| AIM OF THE EXERCISE |
Please reproduce the following data line for line, without changing anything.

(Layout annotation records)

◇ ◇ ◇ ◇ ◇ ◇ ◇

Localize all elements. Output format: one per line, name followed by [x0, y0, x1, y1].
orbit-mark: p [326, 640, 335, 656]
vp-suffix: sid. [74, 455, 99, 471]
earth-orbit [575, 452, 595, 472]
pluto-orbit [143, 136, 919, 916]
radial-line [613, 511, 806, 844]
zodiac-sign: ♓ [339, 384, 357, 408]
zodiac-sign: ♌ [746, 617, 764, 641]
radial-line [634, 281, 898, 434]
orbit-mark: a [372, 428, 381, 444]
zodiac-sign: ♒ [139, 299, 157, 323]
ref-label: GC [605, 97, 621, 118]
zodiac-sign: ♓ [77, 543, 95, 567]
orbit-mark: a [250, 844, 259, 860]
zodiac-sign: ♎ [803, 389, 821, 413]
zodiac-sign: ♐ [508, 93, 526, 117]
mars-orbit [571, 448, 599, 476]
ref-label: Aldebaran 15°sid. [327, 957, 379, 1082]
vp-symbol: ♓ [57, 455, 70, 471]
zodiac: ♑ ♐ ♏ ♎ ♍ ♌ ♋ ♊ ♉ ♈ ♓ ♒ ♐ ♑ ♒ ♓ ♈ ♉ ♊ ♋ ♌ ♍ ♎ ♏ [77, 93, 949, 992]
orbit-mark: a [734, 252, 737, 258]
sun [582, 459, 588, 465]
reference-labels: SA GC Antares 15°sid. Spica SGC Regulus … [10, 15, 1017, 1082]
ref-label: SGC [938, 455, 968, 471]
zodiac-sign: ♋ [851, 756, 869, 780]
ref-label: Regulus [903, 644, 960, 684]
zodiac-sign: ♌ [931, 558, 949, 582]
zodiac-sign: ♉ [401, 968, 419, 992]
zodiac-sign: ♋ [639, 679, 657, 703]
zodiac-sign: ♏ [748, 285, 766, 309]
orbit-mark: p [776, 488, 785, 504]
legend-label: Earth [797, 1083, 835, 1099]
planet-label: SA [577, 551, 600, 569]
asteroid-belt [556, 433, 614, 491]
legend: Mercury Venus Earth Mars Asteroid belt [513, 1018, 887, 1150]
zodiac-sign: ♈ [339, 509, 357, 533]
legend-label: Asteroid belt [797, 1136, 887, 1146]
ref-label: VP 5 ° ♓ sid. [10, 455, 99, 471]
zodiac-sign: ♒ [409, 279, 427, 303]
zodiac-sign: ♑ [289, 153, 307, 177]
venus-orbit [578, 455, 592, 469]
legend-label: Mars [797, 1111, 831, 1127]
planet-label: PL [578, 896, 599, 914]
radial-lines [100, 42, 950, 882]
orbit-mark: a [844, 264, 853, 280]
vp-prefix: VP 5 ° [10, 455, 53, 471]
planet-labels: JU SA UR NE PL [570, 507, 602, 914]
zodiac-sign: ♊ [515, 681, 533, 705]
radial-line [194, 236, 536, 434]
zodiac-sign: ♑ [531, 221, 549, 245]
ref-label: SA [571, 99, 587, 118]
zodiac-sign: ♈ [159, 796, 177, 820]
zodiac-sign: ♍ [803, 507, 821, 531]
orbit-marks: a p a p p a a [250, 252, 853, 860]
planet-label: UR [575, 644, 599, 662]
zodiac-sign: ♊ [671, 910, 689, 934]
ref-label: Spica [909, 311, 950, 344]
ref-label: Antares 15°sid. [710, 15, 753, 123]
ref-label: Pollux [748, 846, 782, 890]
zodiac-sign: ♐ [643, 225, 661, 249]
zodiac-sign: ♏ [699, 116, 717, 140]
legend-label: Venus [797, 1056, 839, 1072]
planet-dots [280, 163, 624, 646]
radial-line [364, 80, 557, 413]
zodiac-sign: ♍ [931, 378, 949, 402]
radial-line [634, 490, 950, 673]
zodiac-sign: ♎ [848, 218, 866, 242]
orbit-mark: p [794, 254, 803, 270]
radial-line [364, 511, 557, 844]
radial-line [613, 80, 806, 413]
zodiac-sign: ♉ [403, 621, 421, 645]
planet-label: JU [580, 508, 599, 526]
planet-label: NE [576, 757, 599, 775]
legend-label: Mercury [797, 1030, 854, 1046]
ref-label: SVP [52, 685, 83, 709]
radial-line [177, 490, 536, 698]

◇ ◇ ◇ ◇ ◇ ◇ ◇

| THE RESULT |
Localize all elements. Output format: one per line, name followed by [x0, y0, x1, y1].
orbit-mark: p [326, 640, 335, 656]
vp-suffix: sid. [74, 455, 99, 471]
earth-orbit [575, 452, 595, 472]
pluto-orbit [143, 136, 919, 916]
radial-line [613, 511, 806, 844]
zodiac-sign: ♓ [339, 384, 357, 408]
zodiac-sign: ♌ [746, 617, 764, 641]
radial-line [634, 281, 898, 434]
orbit-mark: a [372, 428, 381, 444]
zodiac-sign: ♒ [139, 299, 157, 323]
ref-label: GC [605, 97, 621, 118]
zodiac-sign: ♓ [77, 543, 95, 567]
orbit-mark: a [250, 844, 259, 860]
zodiac-sign: ♎ [803, 389, 821, 413]
zodiac-sign: ♐ [508, 93, 526, 117]
mars-orbit [571, 448, 599, 476]
ref-label: Aldebaran 15°sid. [327, 957, 379, 1082]
vp-symbol: ♓ [57, 455, 70, 471]
zodiac: ♑ ♐ ♏ ♎ ♍ ♌ ♋ ♊ ♉ ♈ ♓ ♒ ♐ ♑ ♒ ♓ ♈ ♉ ♊ ♋ ♌ ♍ ♎ ♏ [77, 93, 949, 992]
orbit-mark: a [734, 252, 737, 258]
sun [582, 459, 588, 465]
reference-labels: SA GC Antares 15°sid. Spica SGC Regulus … [10, 15, 1017, 1082]
ref-label: SGC [938, 455, 968, 471]
zodiac-sign: ♋ [851, 756, 869, 780]
ref-label: Regulus [903, 644, 960, 684]
zodiac-sign: ♌ [931, 558, 949, 582]
zodiac-sign: ♉ [401, 968, 419, 992]
zodiac-sign: ♋ [639, 679, 657, 703]
zodiac-sign: ♏ [748, 285, 766, 309]
orbit-mark: p [776, 488, 785, 504]
legend-label: Earth [797, 1083, 835, 1099]
planet-label: SA [577, 551, 600, 569]
asteroid-belt [556, 433, 614, 491]
legend: Mercury Venus Earth Mars Asteroid belt [513, 1018, 887, 1150]
zodiac-sign: ♈ [339, 509, 357, 533]
legend-label: Asteroid belt [797, 1136, 887, 1146]
ref-label: VP 5 ° ♓ sid. [10, 455, 99, 471]
zodiac-sign: ♒ [409, 279, 427, 303]
zodiac-sign: ♑ [289, 153, 307, 177]
venus-orbit [578, 455, 592, 469]
legend-label: Mars [797, 1111, 831, 1127]
planet-label: PL [578, 896, 599, 914]
radial-lines [100, 42, 950, 882]
orbit-mark: a [844, 264, 853, 280]
vp-prefix: VP 5 ° [10, 455, 53, 471]
planet-labels: JU SA UR NE PL [570, 507, 602, 914]
zodiac-sign: ♊ [515, 681, 533, 705]
radial-line [194, 236, 536, 434]
zodiac-sign: ♑ [531, 221, 549, 245]
ref-label: SA [571, 99, 587, 118]
zodiac-sign: ♈ [159, 796, 177, 820]
zodiac-sign: ♍ [803, 507, 821, 531]
orbit-marks: a p a p p a a [250, 252, 853, 860]
planet-label: UR [575, 644, 599, 662]
zodiac-sign: ♊ [671, 910, 689, 934]
ref-label: Spica [909, 311, 950, 344]
ref-label: Antares 15°sid. [710, 15, 753, 123]
ref-label: Pollux [748, 846, 782, 890]
zodiac-sign: ♐ [643, 225, 661, 249]
zodiac-sign: ♏ [699, 116, 717, 140]
legend-label: Venus [797, 1056, 839, 1072]
planet-dots [280, 163, 624, 646]
radial-line [364, 80, 557, 413]
zodiac-sign: ♍ [931, 378, 949, 402]
radial-line [634, 490, 950, 673]
zodiac-sign: ♎ [848, 218, 866, 242]
orbit-mark: p [794, 254, 803, 270]
radial-line [364, 511, 557, 844]
radial-line [613, 80, 806, 413]
zodiac-sign: ♉ [403, 621, 421, 645]
planet-label: JU [580, 508, 599, 526]
planet-label: NE [576, 757, 599, 775]
legend-label: Mercury [797, 1030, 854, 1046]
ref-label: SVP [52, 685, 83, 709]
radial-line [177, 490, 536, 698]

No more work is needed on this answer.